*What the task asks*
Output every entry exactly as written.

**** Material to process

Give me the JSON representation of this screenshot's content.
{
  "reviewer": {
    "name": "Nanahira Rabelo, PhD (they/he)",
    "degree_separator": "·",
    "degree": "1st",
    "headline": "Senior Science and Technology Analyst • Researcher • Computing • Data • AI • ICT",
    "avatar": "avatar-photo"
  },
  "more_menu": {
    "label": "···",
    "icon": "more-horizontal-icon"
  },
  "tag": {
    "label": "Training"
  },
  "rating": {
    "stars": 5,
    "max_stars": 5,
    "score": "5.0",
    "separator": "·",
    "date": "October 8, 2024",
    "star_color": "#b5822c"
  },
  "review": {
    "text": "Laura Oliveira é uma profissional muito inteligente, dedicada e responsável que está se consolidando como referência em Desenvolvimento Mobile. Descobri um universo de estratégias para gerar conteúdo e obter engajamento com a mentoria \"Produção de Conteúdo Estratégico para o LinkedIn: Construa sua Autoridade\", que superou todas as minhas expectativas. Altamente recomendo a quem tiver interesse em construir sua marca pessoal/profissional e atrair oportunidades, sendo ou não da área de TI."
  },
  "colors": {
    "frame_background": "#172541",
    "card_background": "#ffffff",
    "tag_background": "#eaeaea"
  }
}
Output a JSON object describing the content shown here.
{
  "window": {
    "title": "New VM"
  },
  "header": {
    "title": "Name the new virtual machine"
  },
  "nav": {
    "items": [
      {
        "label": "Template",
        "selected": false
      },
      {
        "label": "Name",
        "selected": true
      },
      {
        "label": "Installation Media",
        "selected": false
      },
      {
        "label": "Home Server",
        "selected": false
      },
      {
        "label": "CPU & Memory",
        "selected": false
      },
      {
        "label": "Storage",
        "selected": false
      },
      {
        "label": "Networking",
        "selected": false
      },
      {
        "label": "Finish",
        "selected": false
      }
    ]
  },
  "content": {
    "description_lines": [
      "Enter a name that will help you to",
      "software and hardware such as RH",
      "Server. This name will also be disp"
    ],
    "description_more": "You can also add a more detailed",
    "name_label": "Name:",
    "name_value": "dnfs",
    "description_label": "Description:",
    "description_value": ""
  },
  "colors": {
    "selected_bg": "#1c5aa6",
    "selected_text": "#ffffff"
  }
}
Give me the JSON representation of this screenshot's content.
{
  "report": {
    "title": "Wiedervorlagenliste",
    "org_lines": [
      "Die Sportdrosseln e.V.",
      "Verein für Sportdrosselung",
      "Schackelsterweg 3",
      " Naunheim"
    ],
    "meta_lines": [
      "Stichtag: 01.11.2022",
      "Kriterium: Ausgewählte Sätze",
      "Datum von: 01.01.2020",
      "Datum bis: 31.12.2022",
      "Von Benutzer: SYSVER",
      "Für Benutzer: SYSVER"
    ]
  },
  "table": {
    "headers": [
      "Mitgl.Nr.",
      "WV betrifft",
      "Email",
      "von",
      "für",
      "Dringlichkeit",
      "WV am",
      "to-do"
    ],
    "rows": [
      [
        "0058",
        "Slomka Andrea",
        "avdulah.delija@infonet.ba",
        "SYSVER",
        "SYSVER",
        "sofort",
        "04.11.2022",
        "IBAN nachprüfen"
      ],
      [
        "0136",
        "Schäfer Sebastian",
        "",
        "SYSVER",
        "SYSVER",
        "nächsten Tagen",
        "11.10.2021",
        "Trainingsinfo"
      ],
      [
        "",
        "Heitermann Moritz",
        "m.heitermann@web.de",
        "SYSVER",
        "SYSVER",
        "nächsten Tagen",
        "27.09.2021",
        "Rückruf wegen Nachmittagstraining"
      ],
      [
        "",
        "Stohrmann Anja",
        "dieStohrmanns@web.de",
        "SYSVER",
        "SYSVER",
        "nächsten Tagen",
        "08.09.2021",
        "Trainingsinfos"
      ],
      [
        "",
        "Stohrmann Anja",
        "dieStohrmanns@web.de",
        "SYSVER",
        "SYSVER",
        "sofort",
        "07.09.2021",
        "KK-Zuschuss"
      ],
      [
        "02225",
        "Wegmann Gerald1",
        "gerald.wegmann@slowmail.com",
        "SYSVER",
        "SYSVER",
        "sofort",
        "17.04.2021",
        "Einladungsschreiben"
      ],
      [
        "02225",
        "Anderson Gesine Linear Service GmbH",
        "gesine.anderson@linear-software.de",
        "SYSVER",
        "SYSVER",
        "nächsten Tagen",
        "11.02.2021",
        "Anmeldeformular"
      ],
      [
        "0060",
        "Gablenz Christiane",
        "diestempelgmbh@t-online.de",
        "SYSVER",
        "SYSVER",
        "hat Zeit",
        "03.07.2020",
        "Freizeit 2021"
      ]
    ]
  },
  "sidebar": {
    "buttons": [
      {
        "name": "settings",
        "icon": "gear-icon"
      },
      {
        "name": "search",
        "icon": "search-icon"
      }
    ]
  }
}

********

*The output*
Give me the JSON representation of this screenshot's content.
{
  "reviewer": {
    "name": "Nanahira Rabelo, PhD (they/he)",
    "degree_separator": "·",
    "degree": "1st",
    "headline": "Senior Science and Technology Analyst • Researcher • Computing • Data • AI • ICT",
    "avatar": "avatar-photo"
  },
  "more_menu": {
    "label": "···",
    "icon": "more-horizontal-icon"
  },
  "tag": {
    "label": "Training"
  },
  "rating": {
    "stars": 5,
    "max_stars": 5,
    "score": "5.0",
    "separator": "·",
    "date": "October 8, 2024",
    "star_color": "#b5822c"
  },
  "review": {
    "text": "Laura Oliveira é uma profissional muito inteligente, dedicada e responsável que está se consolidando como referência em Desenvolvimento Mobile. Descobri um universo de estratégias para gerar conteúdo e obter engajamento com a mentoria \"Produção de Conteúdo Estratégico para o LinkedIn: Construa sua Autoridade\", que superou todas as minhas expectativas. Altamente recomendo a quem tiver interesse em construir sua marca pessoal/profissional e atrair oportunidades, sendo ou não da área de TI."
  },
  "colors": {
    "frame_background": "#172541",
    "card_background": "#ffffff",
    "tag_background": "#eaeaea"
  }
}
Output a JSON object describing the content shown here.
{
  "window": {
    "title": "New VM"
  },
  "header": {
    "title": "Name the new virtual machine"
  },
  "nav": {
    "items": [
      {
        "label": "Template",
        "selected": false
      },
      {
        "label": "Name",
        "selected": true
      },
      {
        "label": "Installation Media",
        "selected": false
      },
      {
        "label": "Home Server",
        "selected": false
      },
      {
        "label": "CPU & Memory",
        "selected": false
      },
      {
        "label": "Storage",
        "selected": false
      },
      {
        "label": "Networking",
        "selected": false
      },
      {
        "label": "Finish",
        "selected": false
      }
    ]
  },
  "content": {
    "description_lines": [
      "Enter a name that will help you to",
      "software and hardware such as RH",
      "Server. This name will also be disp"
    ],
    "description_more": "You can also add a more detailed",
    "name_label": "Name:",
    "name_value": "dnfs",
    "description_label": "Description:",
    "description_value": ""
  },
  "colors": {
    "selected_bg": "#1c5aa6",
    "selected_text": "#ffffff"
  }
}
Give me the JSON representation of this screenshot's content.
{
  "report": {
    "title": "Wiedervorlagenliste",
    "org_lines": [
      "Die Sportdrosseln e.V.",
      "Verein für Sportdrosselung",
      "Schackelsterweg 3",
      " Naunheim"
    ],
    "meta_lines": [
      "Stichtag: 01.11.2022",
      "Kriterium: Ausgewählte Sätze",
      "Datum von: 01.01.2020",
      "Datum bis: 31.12.2022",
      "Von Benutzer: SYSVER",
      "Für Benutzer: SYSVER"
    ]
  },
  "table": {
    "headers": [
      "Mitgl.Nr.",
      "WV betrifft",
      "Email",
      "von",
      "für",
      "Dringlichkeit",
      "WV am",
      "to-do"
    ],
    "rows": [
      [
        "0058",
        "Slomka Andrea",
        "avdulah.delija@infonet.ba",
        "SYSVER",
        "SYSVER",
        "sofort",
        "04.11.2022",
        "IBAN nachprüfen"
      ],
      [
        "0136",
        "Schäfer Sebastian",
        "",
        "SYSVER",
        "SYSVER",
        "nächsten Tagen",
        "11.10.2021",
        "Trainingsinfo"
      ],
      [
        "",
        "Heitermann Moritz",
        "m.heitermann@web.de",
        "SYSVER",
        "SYSVER",
        "nächsten Tagen",
        "27.09.2021",
        "Rückruf wegen Nachmittagstraining"
      ],
      [
        "",
        "Stohrmann Anja",
        "dieStohrmanns@web.de",
        "SYSVER",
        "SYSVER",
        "nächsten Tagen",
        "08.09.2021",
        "Trainingsinfos"
      ],
      [
        "",
        "Stohrmann Anja",
        "dieStohrmanns@web.de",
        "SYSVER",
        "SYSVER",
        "sofort",
        "07.09.2021",
        "KK-Zuschuss"
      ],
      [
        "02225",
        "Wegmann Gerald1",
        "gerald.wegmann@slowmail.com",
        "SYSVER",
        "SYSVER",
        "sofort",
        "17.04.2021",
        "Einladungsschreiben"
      ],
      [
        "02225",
        "Anderson Gesine Linear Service GmbH",
        "gesine.anderson@linear-software.de",
        "SYSVER",
        "SYSVER",
        "nächsten Tagen",
        "11.02.2021",
        "Anmeldeformular"
      ],
      [
        "0060",
        "Gablenz Christiane",
        "diestempelgmbh@t-online.de",
        "SYSVER",
        "SYSVER",
        "hat Zeit",
        "03.07.2020",
        "Freizeit 2021"
      ]
    ]
  },
  "sidebar": {
    "buttons": [
      {
        "name": "settings",
        "icon": "gear-icon"
      },
      {
        "name": "search",
        "icon": "search-icon"
      }
    ]
  }
}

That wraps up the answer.